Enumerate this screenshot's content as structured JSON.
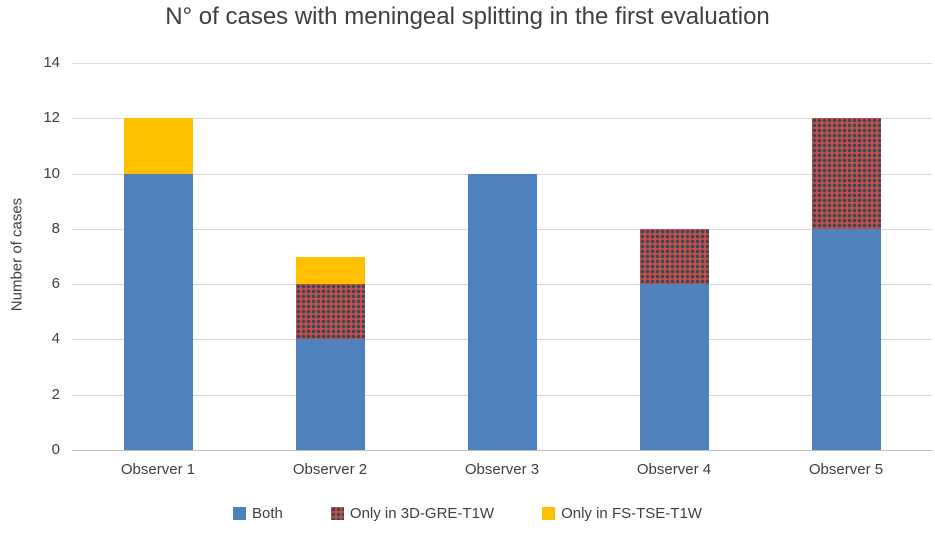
{
  "title": "N° of cases with meningeal splitting in the first evaluation",
  "y_axis": {
    "label": "Number of cases",
    "ticks": [
      "0",
      "2",
      "4",
      "6",
      "8",
      "10",
      "12",
      "14"
    ],
    "tick_values": [
      0,
      2,
      4,
      6,
      8,
      10,
      12,
      14
    ]
  },
  "legend": [
    {
      "label": "Both",
      "swatch": "both"
    },
    {
      "label": "Only in 3D-GRE-T1W",
      "swatch": "gre"
    },
    {
      "label": "Only in FS-TSE-T1W",
      "swatch": "tse"
    }
  ],
  "colors": {
    "both": "#4F81BD",
    "gre_bg": "#C0504D",
    "gre_dot": "#3F4650",
    "tse": "#FFC000",
    "gridline": "#D9D9D9",
    "axis_line": "#BFBFBF",
    "text": "#3F3F3F"
  },
  "chart_data": {
    "type": "bar",
    "stacked": true,
    "categories": [
      "Observer 1",
      "Observer 2",
      "Observer 3",
      "Observer 4",
      "Observer 5"
    ],
    "series": [
      {
        "name": "Both",
        "key": "both",
        "values": [
          10,
          4,
          10,
          6,
          8
        ]
      },
      {
        "name": "Only in 3D-GRE-T1W",
        "key": "gre",
        "values": [
          0,
          2,
          0,
          2,
          4
        ]
      },
      {
        "name": "Only in FS-TSE-T1W",
        "key": "tse",
        "values": [
          2,
          1,
          0,
          0,
          0
        ]
      }
    ],
    "title": "N° of cases with meningeal splitting in the first evaluation",
    "xlabel": "",
    "ylabel": "Number of cases",
    "ylim": [
      0,
      14
    ],
    "grid": true,
    "legend_position": "bottom"
  }
}
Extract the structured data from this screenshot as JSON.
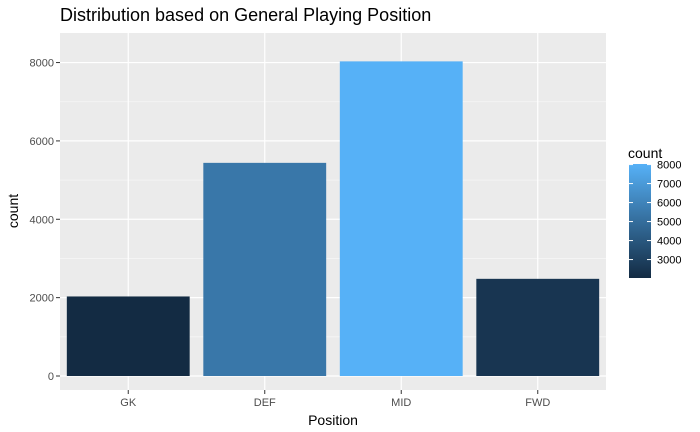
{
  "chart_data": {
    "type": "bar",
    "title": "Distribution based on General Playing Position",
    "xlabel": "Position",
    "ylabel": "count",
    "categories": [
      "GK",
      "DEF",
      "MID",
      "FWD"
    ],
    "values": [
      2030,
      5440,
      8030,
      2480
    ],
    "ylim": [
      0,
      8550
    ],
    "yticks": [
      0,
      2000,
      4000,
      6000,
      8000
    ],
    "grid": true,
    "legend": {
      "title": "count",
      "placement": "right",
      "ticks": [
        3000,
        4000,
        5000,
        6000,
        7000,
        8000
      ],
      "range": [
        2030,
        8030
      ],
      "color_low": "#132B43",
      "color_high": "#56B1F7"
    },
    "colors": {
      "panel": "#ebebeb",
      "grid_major": "#ffffff",
      "grid_minor": "#f5f5f5",
      "tick_text": "#4d4d4d"
    }
  }
}
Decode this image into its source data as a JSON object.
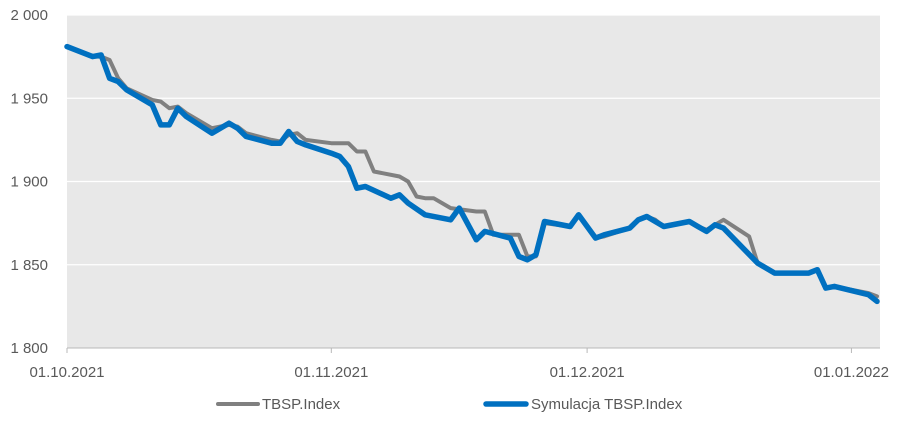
{
  "chart_data": {
    "type": "line",
    "title": "",
    "xlabel": "",
    "ylabel": "",
    "ylim": [
      1800,
      2000
    ],
    "y_ticks": [
      1800,
      1850,
      1900,
      1950,
      2000
    ],
    "y_tick_labels": [
      "1 800",
      "1 850",
      "1 900",
      "1 950",
      "2 000"
    ],
    "x_start": "2021-10-01",
    "x_end": "2022-01-08",
    "x_ticks": [
      {
        "day": 0,
        "label": "01.10.2021"
      },
      {
        "day": 31,
        "label": "01.11.2021"
      },
      {
        "day": 61,
        "label": "01.12.2021"
      },
      {
        "day": 92,
        "label": "01.01.2022"
      }
    ],
    "grid": "horizontal",
    "legend": "bottom",
    "series": [
      {
        "name": "TBSP.Index",
        "color": "#808080",
        "points": [
          [
            0,
            1981
          ],
          [
            3,
            1975
          ],
          [
            4,
            1975
          ],
          [
            5,
            1973
          ],
          [
            6,
            1962
          ],
          [
            7,
            1956
          ],
          [
            10,
            1949
          ],
          [
            11,
            1948
          ],
          [
            12,
            1944
          ],
          [
            13,
            1945
          ],
          [
            14,
            1941
          ],
          [
            17,
            1932
          ],
          [
            19,
            1934
          ],
          [
            20,
            1933
          ],
          [
            21,
            1929
          ],
          [
            24,
            1925
          ],
          [
            25,
            1924
          ],
          [
            26,
            1928
          ],
          [
            27,
            1929
          ],
          [
            28,
            1925
          ],
          [
            31,
            1923
          ],
          [
            32,
            1923
          ],
          [
            33,
            1923
          ],
          [
            34,
            1918
          ],
          [
            35,
            1918
          ],
          [
            36,
            1906
          ],
          [
            39,
            1903
          ],
          [
            40,
            1900
          ],
          [
            41,
            1891
          ],
          [
            42,
            1890
          ],
          [
            43,
            1890
          ],
          [
            45,
            1884
          ],
          [
            48,
            1882
          ],
          [
            49,
            1882
          ],
          [
            50,
            1868
          ],
          [
            53,
            1868
          ],
          [
            54,
            1855
          ],
          [
            55,
            1855
          ],
          [
            56,
            1875
          ],
          [
            59,
            1873
          ],
          [
            60,
            1880
          ],
          [
            62,
            1866
          ],
          [
            63,
            1867
          ],
          [
            66,
            1872
          ],
          [
            67,
            1877
          ],
          [
            68,
            1879
          ],
          [
            69,
            1877
          ],
          [
            70,
            1873
          ],
          [
            73,
            1876
          ],
          [
            74,
            1873
          ],
          [
            75,
            1871
          ],
          [
            76,
            1874
          ],
          [
            77,
            1877
          ],
          [
            80,
            1867
          ],
          [
            81,
            1851
          ],
          [
            83,
            1845
          ],
          [
            84,
            1845
          ],
          [
            87,
            1845
          ],
          [
            88,
            1847
          ],
          [
            89,
            1836
          ],
          [
            90,
            1837
          ],
          [
            94,
            1833
          ],
          [
            95,
            1831
          ]
        ]
      },
      {
        "name": "Symulacja TBSP.Index",
        "color": "#0070C0",
        "points": [
          [
            0,
            1981
          ],
          [
            3,
            1975
          ],
          [
            4,
            1976
          ],
          [
            5,
            1962
          ],
          [
            6,
            1960
          ],
          [
            7,
            1955
          ],
          [
            10,
            1946
          ],
          [
            11,
            1934
          ],
          [
            12,
            1934
          ],
          [
            13,
            1944
          ],
          [
            14,
            1939
          ],
          [
            17,
            1929
          ],
          [
            19,
            1935
          ],
          [
            20,
            1932
          ],
          [
            21,
            1927
          ],
          [
            24,
            1923
          ],
          [
            25,
            1923
          ],
          [
            26,
            1930
          ],
          [
            27,
            1924
          ],
          [
            28,
            1922
          ],
          [
            31,
            1917
          ],
          [
            32,
            1915
          ],
          [
            33,
            1909
          ],
          [
            34,
            1896
          ],
          [
            35,
            1897
          ],
          [
            38,
            1890
          ],
          [
            39,
            1892
          ],
          [
            40,
            1887
          ],
          [
            42,
            1880
          ],
          [
            45,
            1877
          ],
          [
            46,
            1884
          ],
          [
            48,
            1865
          ],
          [
            49,
            1870
          ],
          [
            52,
            1866
          ],
          [
            53,
            1855
          ],
          [
            54,
            1853
          ],
          [
            55,
            1856
          ],
          [
            56,
            1876
          ],
          [
            59,
            1873
          ],
          [
            60,
            1880
          ],
          [
            62,
            1866
          ],
          [
            63,
            1868
          ],
          [
            66,
            1872
          ],
          [
            67,
            1877
          ],
          [
            68,
            1879
          ],
          [
            69,
            1876
          ],
          [
            70,
            1873
          ],
          [
            73,
            1876
          ],
          [
            74,
            1873
          ],
          [
            75,
            1870
          ],
          [
            76,
            1874
          ],
          [
            77,
            1872
          ],
          [
            81,
            1851
          ],
          [
            83,
            1845
          ],
          [
            87,
            1845
          ],
          [
            88,
            1847
          ],
          [
            89,
            1836
          ],
          [
            90,
            1837
          ],
          [
            94,
            1832
          ],
          [
            95,
            1828
          ]
        ]
      }
    ]
  }
}
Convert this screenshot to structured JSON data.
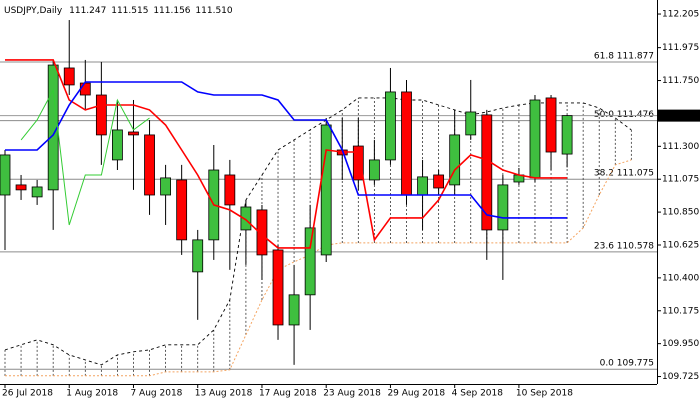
{
  "chart_data": {
    "type": "candlestick",
    "title": "USDJPY,Daily",
    "ohlc_labels": [
      "111.247",
      "111.515",
      "111.156",
      "111.510"
    ],
    "categories": [
      "26 Jul 2018",
      null,
      null,
      null,
      "1 Aug 2018",
      null,
      null,
      null,
      "7 Aug 2018",
      null,
      null,
      null,
      "13 Aug 2018",
      null,
      null,
      null,
      "17 Aug 2018",
      null,
      null,
      null,
      "23 Aug 2018",
      null,
      null,
      null,
      "29 Aug 2018",
      null,
      null,
      null,
      "4 Sep 2018",
      null,
      null,
      null,
      "10 Sep 2018",
      null,
      null,
      null,
      null,
      null,
      null,
      null
    ],
    "open": [
      110.967,
      111.036,
      110.954,
      111.002,
      111.836,
      111.733,
      111.651,
      111.207,
      111.398,
      111.378,
      110.967,
      111.07,
      110.441,
      110.66,
      111.104,
      110.728,
      110.865,
      110.591,
      110.078,
      110.284,
      110.557,
      111.275,
      111.302,
      111.07,
      111.207,
      111.672,
      110.967,
      111.104,
      111.036,
      111.378,
      111.515,
      110.728,
      111.056,
      111.084,
      111.631,
      111.247,
      null,
      null,
      null,
      null
    ],
    "high": [
      111.275,
      111.104,
      111.07,
      111.891,
      112.164,
      111.891,
      111.877,
      111.617,
      111.617,
      111.48,
      111.173,
      111.173,
      110.728,
      111.309,
      111.207,
      110.933,
      110.899,
      110.625,
      110.489,
      110.899,
      111.494,
      111.494,
      111.494,
      111.344,
      111.836,
      111.754,
      111.207,
      111.138,
      111.549,
      111.754,
      111.549,
      111.104,
      111.152,
      111.651,
      111.651,
      111.515,
      null,
      null,
      null,
      null
    ],
    "low": [
      110.591,
      110.933,
      110.899,
      110.728,
      111.651,
      111.549,
      111.173,
      111.138,
      111.002,
      110.831,
      110.762,
      110.557,
      110.113,
      110.523,
      110.455,
      110.489,
      110.386,
      109.976,
      109.805,
      110.044,
      110.509,
      111.07,
      111.002,
      111.036,
      111.173,
      110.899,
      110.728,
      110.967,
      110.967,
      111.344,
      110.523,
      110.386,
      111.036,
      111.056,
      111.138,
      111.156,
      null,
      null,
      null,
      null
    ],
    "close": [
      111.241,
      111.002,
      111.022,
      111.856,
      111.72,
      111.651,
      111.378,
      111.412,
      111.378,
      110.967,
      111.084,
      110.66,
      110.66,
      111.138,
      110.899,
      110.885,
      110.557,
      110.078,
      110.284,
      110.742,
      111.446,
      111.241,
      111.07,
      111.207,
      111.672,
      110.967,
      111.091,
      111.015,
      111.378,
      111.535,
      110.728,
      111.036,
      111.104,
      111.617,
      111.261,
      111.51,
      null,
      null,
      null,
      null
    ],
    "up_color": "#3fbf3f",
    "down_color": "#ff0000",
    "overlays": [
      {
        "color": "#ff0000",
        "values": [
          111.891,
          111.891,
          111.891,
          111.891,
          111.617,
          111.549,
          111.583,
          111.583,
          111.583,
          111.549,
          111.446,
          111.275,
          111.104,
          110.899,
          110.865,
          110.797,
          110.694,
          110.605,
          110.605,
          110.605,
          111.275,
          111.261,
          111.261,
          110.66,
          110.81,
          110.81,
          110.81,
          110.933,
          111.138,
          111.241,
          111.207,
          111.138,
          111.104,
          111.084,
          111.084,
          111.084,
          null,
          null,
          null,
          null
        ]
      },
      {
        "color": "#0000ff",
        "values": [
          111.275,
          111.275,
          111.275,
          111.378,
          111.583,
          111.74,
          111.74,
          111.74,
          111.74,
          111.74,
          111.74,
          111.74,
          111.672,
          111.651,
          111.651,
          111.651,
          111.651,
          111.617,
          111.48,
          111.48,
          111.48,
          111.275,
          110.967,
          110.967,
          110.967,
          110.967,
          110.967,
          110.967,
          110.967,
          110.967,
          110.831,
          110.81,
          110.81,
          110.81,
          110.81,
          110.81,
          null,
          null,
          null,
          null
        ]
      },
      {
        "color": "#33cc33",
        "values": [
          null,
          111.344,
          111.48,
          111.685,
          110.762,
          111.104,
          111.104,
          111.617,
          111.412,
          111.494,
          null,
          null,
          null,
          null,
          null,
          null,
          null,
          null,
          null,
          null,
          null,
          null,
          null,
          null,
          null,
          null,
          null,
          null,
          null,
          null,
          null,
          null,
          null,
          null,
          null,
          null,
          null,
          null,
          null,
          null
        ]
      }
    ],
    "cloud": {
      "span_a": {
        "color": "#f4a460",
        "values": [
          109.73,
          109.73,
          109.73,
          109.73,
          109.73,
          109.73,
          109.73,
          109.73,
          109.73,
          109.73,
          109.757,
          109.757,
          109.757,
          109.757,
          109.771,
          110.01,
          110.249,
          110.455,
          110.509,
          110.557,
          110.625,
          110.639,
          110.639,
          110.639,
          110.639,
          110.639,
          110.639,
          110.639,
          110.639,
          110.639,
          110.639,
          110.639,
          110.639,
          110.639,
          110.639,
          110.639,
          110.742,
          110.967,
          111.173,
          111.207
        ]
      },
      "span_b": {
        "color": "#000000",
        "values": [
          109.907,
          109.942,
          109.976,
          109.942,
          109.873,
          109.839,
          109.805,
          109.873,
          109.894,
          109.907,
          109.942,
          109.942,
          109.942,
          110.044,
          110.249,
          110.933,
          111.104,
          111.275,
          111.344,
          111.412,
          111.48,
          111.549,
          111.631,
          111.631,
          111.631,
          111.617,
          111.617,
          111.583,
          111.549,
          111.515,
          111.535,
          111.562,
          111.583,
          111.597,
          111.597,
          111.597,
          111.597,
          111.562,
          111.494,
          111.412
        ]
      }
    },
    "fib_levels": [
      {
        "value": 111.877,
        "label": "61.8 111.877"
      },
      {
        "value": 111.476,
        "label": "50.0 111.476"
      },
      {
        "value": 111.075,
        "label": "38.2 111.075"
      },
      {
        "value": 110.578,
        "label": "23.6 110.578"
      },
      {
        "value": 109.775,
        "label": "0.0 109.775"
      }
    ],
    "last_price": {
      "value": 111.51,
      "label": "111.510"
    },
    "ylim": [
      109.674,
      112.301
    ],
    "yticks": [
      112.205,
      111.975,
      {
        "value": 111.75,
        "label": "111.750"
      },
      {
        "value": 111.3,
        "label": "111.300"
      },
      111.075,
      {
        "value": 110.85,
        "label": "110.850"
      },
      110.625,
      {
        "value": 110.4,
        "label": "110.400"
      },
      110.175,
      {
        "value": 109.95,
        "label": "109.950"
      },
      109.725
    ]
  }
}
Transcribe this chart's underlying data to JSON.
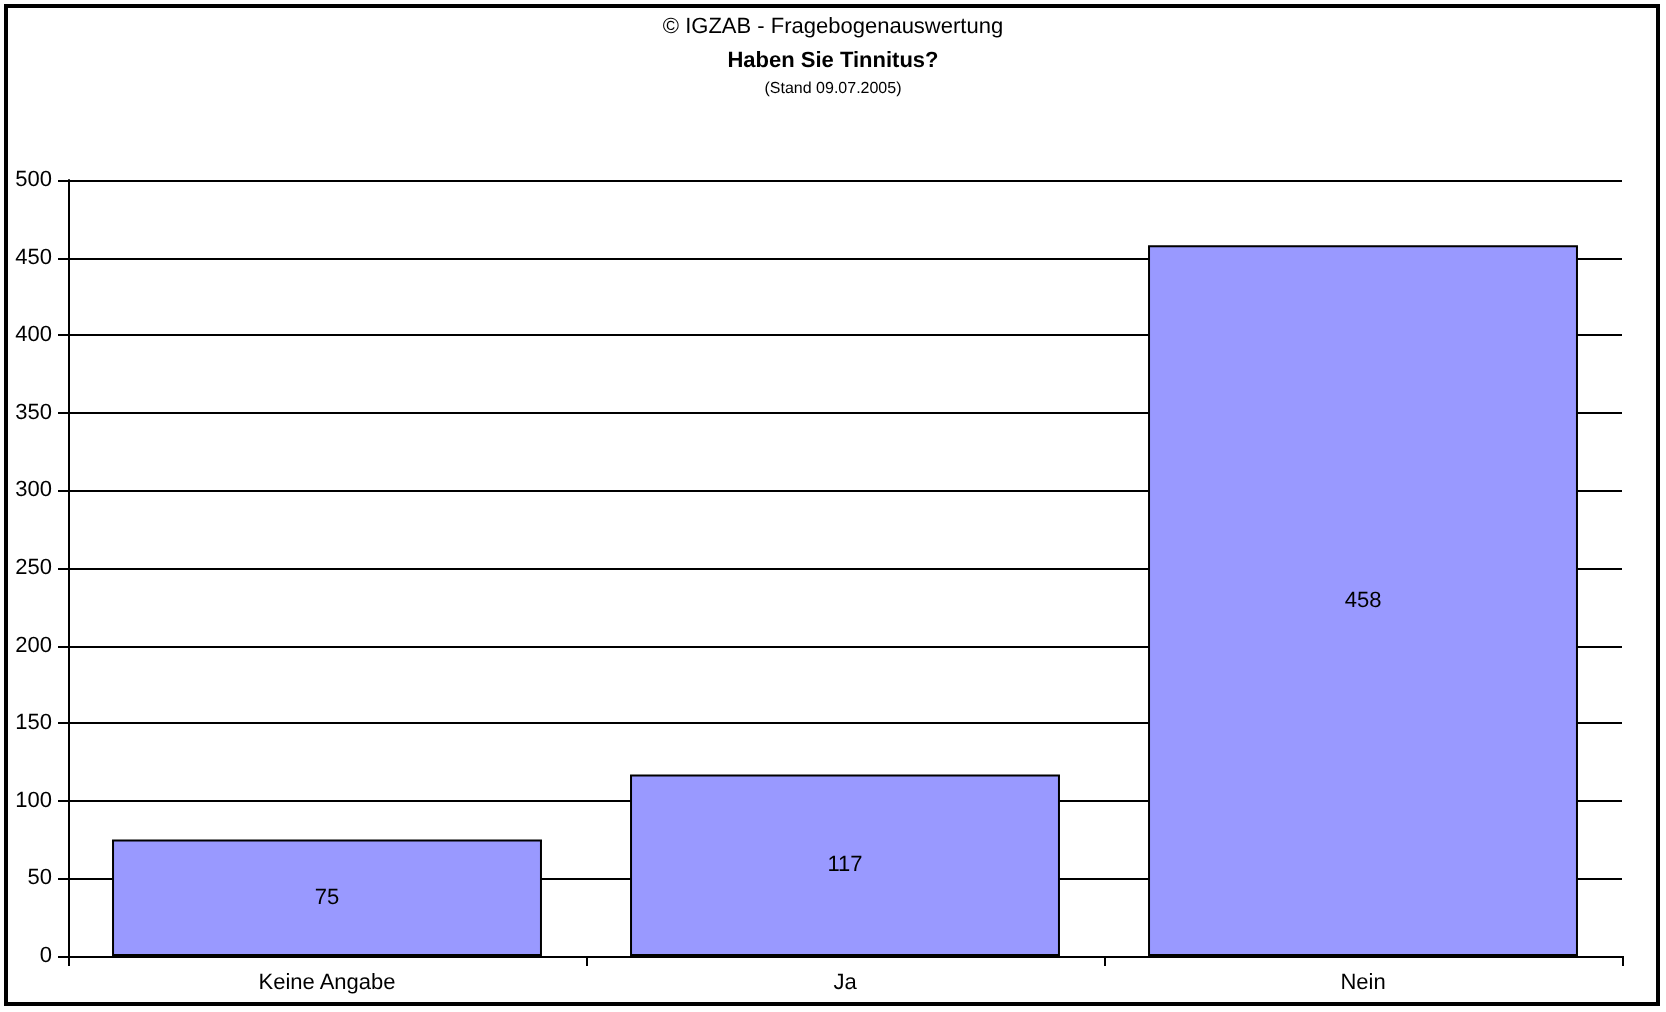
{
  "chart_data": {
    "type": "bar",
    "title": "Haben Sie Tinnitus?",
    "subtitle": "(Stand 09.07.2005)",
    "annotations": [
      "© IGZAB - Fragebogenauswertung"
    ],
    "categories": [
      "Keine Angabe",
      "Ja",
      "Nein"
    ],
    "values": [
      75,
      117,
      458
    ],
    "color": "#9999ff",
    "ylim": [
      0,
      500
    ],
    "yticks": [
      0,
      50,
      100,
      150,
      200,
      250,
      300,
      350,
      400,
      450,
      500
    ],
    "grid": "y",
    "data_labels": true
  }
}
§ §
#### [SHORT TASK]
Find each line holding "TBSP". Copy it out.

#### [OUTPUT BELOW]
        "name": "TBSP.Index",
        "name": "Symulacja TBSP.Index",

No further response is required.